§ Problem requirements: Drop the pictures, then extract the listing word for word.

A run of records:
--- --- ---

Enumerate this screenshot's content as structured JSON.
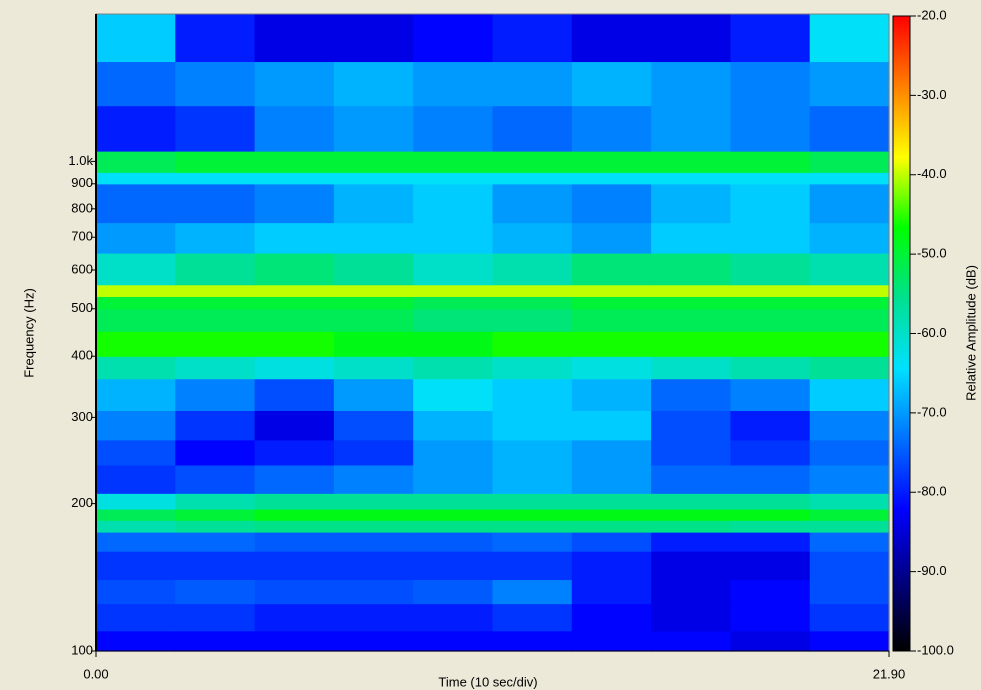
{
  "chart_data": {
    "type": "heatmap",
    "xlabel": "Time (10 sec/div)",
    "ylabel": "Frequency (Hz)",
    "zlabel": "Relative Amplitude (dB)",
    "xlim": [
      0,
      21.9
    ],
    "xticks": [
      {
        "value": 0,
        "label": "0.00"
      },
      {
        "value": 21.9,
        "label": "21.90"
      }
    ],
    "ylim": [
      100,
      2000
    ],
    "yscale": "log",
    "yticks": [
      100,
      200,
      300,
      400,
      500,
      600,
      700,
      800,
      900,
      {
        "value": 1000,
        "label": "1.0k"
      }
    ],
    "zlim": [
      -100,
      -20
    ],
    "zticks": [
      {
        "value": -100,
        "label": "-100.0"
      },
      {
        "value": -90,
        "label": "-90.0"
      },
      {
        "value": -80,
        "label": "-80.0"
      },
      {
        "value": -70,
        "label": "-70.0"
      },
      {
        "value": -60,
        "label": "-60.0"
      },
      {
        "value": -50,
        "label": "-50.0"
      },
      {
        "value": -40,
        "label": "-40.0"
      },
      {
        "value": -30,
        "label": "-30.0"
      },
      {
        "value": -20,
        "label": "-20.0"
      }
    ],
    "colormap": [
      "#000000",
      "#000080",
      "#0000ff",
      "#0070ff",
      "#00e0ff",
      "#00e090",
      "#00ff00",
      "#ffff00",
      "#ff8000",
      "#ff0000"
    ],
    "x_bins": [
      0,
      2.19,
      4.38,
      6.57,
      8.76,
      10.95,
      13.14,
      15.33,
      17.52,
      19.71,
      21.9
    ],
    "y_bins": [
      100,
      110,
      125,
      140,
      160,
      175,
      185,
      195,
      210,
      240,
      270,
      310,
      360,
      400,
      450,
      500,
      530,
      560,
      650,
      750,
      900,
      950,
      1050,
      1300,
      1600,
      2000
    ],
    "z": [
      [
        -82,
        -82,
        -82,
        -82,
        -82,
        -82,
        -82,
        -82,
        -84,
        -82
      ],
      [
        -78,
        -78,
        -80,
        -80,
        -80,
        -78,
        -82,
        -84,
        -82,
        -78
      ],
      [
        -76,
        -75,
        -76,
        -76,
        -75,
        -72,
        -80,
        -84,
        -82,
        -76
      ],
      [
        -78,
        -78,
        -78,
        -78,
        -78,
        -78,
        -80,
        -84,
        -84,
        -76
      ],
      [
        -74,
        -74,
        -75,
        -75,
        -75,
        -74,
        -76,
        -80,
        -80,
        -74
      ],
      [
        -58,
        -56,
        -55,
        -55,
        -55,
        -55,
        -55,
        -55,
        -56,
        -56
      ],
      [
        -52,
        -50,
        -48,
        -48,
        -48,
        -48,
        -48,
        -48,
        -48,
        -50
      ],
      [
        -62,
        -58,
        -56,
        -56,
        -56,
        -56,
        -56,
        -56,
        -56,
        -58
      ],
      [
        -78,
        -76,
        -74,
        -72,
        -70,
        -68,
        -70,
        -74,
        -74,
        -72
      ],
      [
        -76,
        -82,
        -80,
        -78,
        -70,
        -68,
        -70,
        -76,
        -78,
        -74
      ],
      [
        -72,
        -78,
        -84,
        -76,
        -68,
        -66,
        -66,
        -76,
        -80,
        -72
      ],
      [
        -68,
        -72,
        -76,
        -70,
        -64,
        -66,
        -68,
        -74,
        -72,
        -66
      ],
      [
        -58,
        -60,
        -62,
        -60,
        -58,
        -60,
        -62,
        -60,
        -58,
        -56
      ],
      [
        -46,
        -46,
        -46,
        -48,
        -48,
        -46,
        -46,
        -46,
        -46,
        -46
      ],
      [
        -52,
        -52,
        -52,
        -52,
        -54,
        -54,
        -52,
        -52,
        -52,
        -52
      ],
      [
        -50,
        -50,
        -50,
        -50,
        -52,
        -52,
        -50,
        -50,
        -50,
        -50
      ],
      [
        -40,
        -40,
        -40,
        -40,
        -40,
        -40,
        -40,
        -40,
        -40,
        -40
      ],
      [
        -60,
        -56,
        -54,
        -56,
        -60,
        -58,
        -54,
        -54,
        -56,
        -58
      ],
      [
        -70,
        -68,
        -66,
        -66,
        -66,
        -68,
        -70,
        -66,
        -66,
        -68
      ],
      [
        -74,
        -74,
        -72,
        -68,
        -66,
        -70,
        -72,
        -68,
        -66,
        -70
      ],
      [
        -64,
        -64,
        -64,
        -64,
        -64,
        -64,
        -64,
        -64,
        -64,
        -64
      ],
      [
        -52,
        -50,
        -50,
        -50,
        -50,
        -50,
        -50,
        -50,
        -50,
        -52
      ],
      [
        -80,
        -78,
        -72,
        -70,
        -72,
        -74,
        -72,
        -70,
        -72,
        -74
      ],
      [
        -74,
        -72,
        -70,
        -68,
        -70,
        -70,
        -68,
        -70,
        -72,
        -70
      ],
      [
        -66,
        -80,
        -84,
        -84,
        -82,
        -80,
        -84,
        -84,
        -80,
        -64
      ]
    ]
  }
}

--- --- ---

§ Task solution:
Enumerate this screenshot's content as structured JSON.
{
  "chart_data": {
    "type": "heatmap",
    "xlabel": "Time (10 sec/div)",
    "ylabel": "Frequency (Hz)",
    "zlabel": "Relative Amplitude (dB)",
    "xlim": [
      0,
      21.9
    ],
    "xticks": [
      {
        "value": 0,
        "label": "0.00"
      },
      {
        "value": 21.9,
        "label": "21.90"
      }
    ],
    "ylim": [
      100,
      2000
    ],
    "yscale": "log",
    "yticks": [
      100,
      200,
      300,
      400,
      500,
      600,
      700,
      800,
      900,
      {
        "value": 1000,
        "label": "1.0k"
      }
    ],
    "zlim": [
      -100,
      -20
    ],
    "zticks": [
      {
        "value": -100,
        "label": "-100.0"
      },
      {
        "value": -90,
        "label": "-90.0"
      },
      {
        "value": -80,
        "label": "-80.0"
      },
      {
        "value": -70,
        "label": "-70.0"
      },
      {
        "value": -60,
        "label": "-60.0"
      },
      {
        "value": -50,
        "label": "-50.0"
      },
      {
        "value": -40,
        "label": "-40.0"
      },
      {
        "value": -30,
        "label": "-30.0"
      },
      {
        "value": -20,
        "label": "-20.0"
      }
    ],
    "colormap": [
      "#000000",
      "#000080",
      "#0000ff",
      "#0070ff",
      "#00e0ff",
      "#00e090",
      "#00ff00",
      "#ffff00",
      "#ff8000",
      "#ff0000"
    ],
    "x_bins": [
      0,
      2.19,
      4.38,
      6.57,
      8.76,
      10.95,
      13.14,
      15.33,
      17.52,
      19.71,
      21.9
    ],
    "y_bins": [
      100,
      110,
      125,
      140,
      160,
      175,
      185,
      195,
      210,
      240,
      270,
      310,
      360,
      400,
      450,
      500,
      530,
      560,
      650,
      750,
      900,
      950,
      1050,
      1300,
      1600,
      2000
    ],
    "z": [
      [
        -82,
        -82,
        -82,
        -82,
        -82,
        -82,
        -82,
        -82,
        -84,
        -82
      ],
      [
        -78,
        -78,
        -80,
        -80,
        -80,
        -78,
        -82,
        -84,
        -82,
        -78
      ],
      [
        -76,
        -75,
        -76,
        -76,
        -75,
        -72,
        -80,
        -84,
        -82,
        -76
      ],
      [
        -78,
        -78,
        -78,
        -78,
        -78,
        -78,
        -80,
        -84,
        -84,
        -76
      ],
      [
        -74,
        -74,
        -75,
        -75,
        -75,
        -74,
        -76,
        -80,
        -80,
        -74
      ],
      [
        -58,
        -56,
        -55,
        -55,
        -55,
        -55,
        -55,
        -55,
        -56,
        -56
      ],
      [
        -52,
        -50,
        -48,
        -48,
        -48,
        -48,
        -48,
        -48,
        -48,
        -50
      ],
      [
        -62,
        -58,
        -56,
        -56,
        -56,
        -56,
        -56,
        -56,
        -56,
        -58
      ],
      [
        -78,
        -76,
        -74,
        -72,
        -70,
        -68,
        -70,
        -74,
        -74,
        -72
      ],
      [
        -76,
        -82,
        -80,
        -78,
        -70,
        -68,
        -70,
        -76,
        -78,
        -74
      ],
      [
        -72,
        -78,
        -84,
        -76,
        -68,
        -66,
        -66,
        -76,
        -80,
        -72
      ],
      [
        -68,
        -72,
        -76,
        -70,
        -64,
        -66,
        -68,
        -74,
        -72,
        -66
      ],
      [
        -58,
        -60,
        -62,
        -60,
        -58,
        -60,
        -62,
        -60,
        -58,
        -56
      ],
      [
        -46,
        -46,
        -46,
        -48,
        -48,
        -46,
        -46,
        -46,
        -46,
        -46
      ],
      [
        -52,
        -52,
        -52,
        -52,
        -54,
        -54,
        -52,
        -52,
        -52,
        -52
      ],
      [
        -50,
        -50,
        -50,
        -50,
        -52,
        -52,
        -50,
        -50,
        -50,
        -50
      ],
      [
        -40,
        -40,
        -40,
        -40,
        -40,
        -40,
        -40,
        -40,
        -40,
        -40
      ],
      [
        -60,
        -56,
        -54,
        -56,
        -60,
        -58,
        -54,
        -54,
        -56,
        -58
      ],
      [
        -70,
        -68,
        -66,
        -66,
        -66,
        -68,
        -70,
        -66,
        -66,
        -68
      ],
      [
        -74,
        -74,
        -72,
        -68,
        -66,
        -70,
        -72,
        -68,
        -66,
        -70
      ],
      [
        -64,
        -64,
        -64,
        -64,
        -64,
        -64,
        -64,
        -64,
        -64,
        -64
      ],
      [
        -52,
        -50,
        -50,
        -50,
        -50,
        -50,
        -50,
        -50,
        -50,
        -52
      ],
      [
        -80,
        -78,
        -72,
        -70,
        -72,
        -74,
        -72,
        -70,
        -72,
        -74
      ],
      [
        -74,
        -72,
        -70,
        -68,
        -70,
        -70,
        -68,
        -70,
        -72,
        -70
      ],
      [
        -66,
        -80,
        -84,
        -84,
        -82,
        -80,
        -84,
        -84,
        -80,
        -64
      ]
    ]
  }
}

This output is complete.